▶ THE TASK: Repeat the data verbatim.

==================================================

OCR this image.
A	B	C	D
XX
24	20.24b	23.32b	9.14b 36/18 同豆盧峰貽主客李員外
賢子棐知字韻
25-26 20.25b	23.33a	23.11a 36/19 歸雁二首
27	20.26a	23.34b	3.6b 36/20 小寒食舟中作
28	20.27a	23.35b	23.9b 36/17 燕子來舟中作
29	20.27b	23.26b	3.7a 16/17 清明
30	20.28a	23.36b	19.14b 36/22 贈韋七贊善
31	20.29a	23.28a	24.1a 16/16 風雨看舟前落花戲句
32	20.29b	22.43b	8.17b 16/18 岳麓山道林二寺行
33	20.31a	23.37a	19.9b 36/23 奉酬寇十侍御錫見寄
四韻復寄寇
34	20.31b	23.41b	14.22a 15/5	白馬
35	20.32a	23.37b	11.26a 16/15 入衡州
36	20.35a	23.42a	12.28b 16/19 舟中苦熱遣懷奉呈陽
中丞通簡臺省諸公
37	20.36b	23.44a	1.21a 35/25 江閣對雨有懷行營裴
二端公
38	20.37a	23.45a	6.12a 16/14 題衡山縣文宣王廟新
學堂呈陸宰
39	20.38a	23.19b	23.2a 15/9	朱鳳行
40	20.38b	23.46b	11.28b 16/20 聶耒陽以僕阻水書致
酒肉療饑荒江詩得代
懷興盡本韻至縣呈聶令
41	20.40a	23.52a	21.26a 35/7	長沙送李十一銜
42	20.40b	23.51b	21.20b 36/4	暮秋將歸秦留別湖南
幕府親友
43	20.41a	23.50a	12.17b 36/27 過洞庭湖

==================================================

▶ WRITTEN RESPONSE:
OCR this image.
A	B	C	D
XX
24	20.24b	23.32b	9.14b 36/18 同豆盧峰貽主客李員外
賢子棐知字韻
25-26 20.25b	23.33a	23.11a 36/19 歸雁二首
27	20.26a	23.34b	3.6b 36/20 小寒食舟中作
28	20.27a	23.35b	23.9b 36/17 燕子來舟中作
29	20.27b	23.26b	3.7a 16/17 清明
30	20.28a	23.36b	19.14b 36/22 贈韋七贊善
31	20.29a	23.28a	24.1a 16/16 風雨看舟前落花戲句
32	20.29b	22.43b	8.17b 16/18 岳麓山道林二寺行
33	20.31a	23.37a	19.9b 36/23 奉酬寇十侍御錫見寄
四韻復寄寇
34	20.31b	23.41b	14.22a 15/5	白馬
35	20.32a	23.37b	11.26a 16/15 入衡州
36	20.35a	23.42a	12.28b 16/19 舟中苦熱遣懷奉呈陽
中丞通簡臺省諸公
37	20.36b	23.44a	1.21a 35/25 江閣對雨有懷行營裴
二端公
38	20.37a	23.45a	6.12a 16/14 題衡山縣文宣王廟新
學堂呈陸宰
39	20.38a	23.19b	23.2a 15/9	朱鳳行
40	20.38b	23.46b	11.28b 16/20 聶耒陽以僕阻水書致
酒肉療饑荒江詩得代
懷興盡本韻至縣呈聶令
41	20.40a	23.52a	21.26a 35/7	長沙送李十一銜
42	20.40b	23.51b	21.20b 36/4	暮秋將歸秦留別湖南
幕府親友
43	20.41a	23.50a	12.17b 36/27 過洞庭湖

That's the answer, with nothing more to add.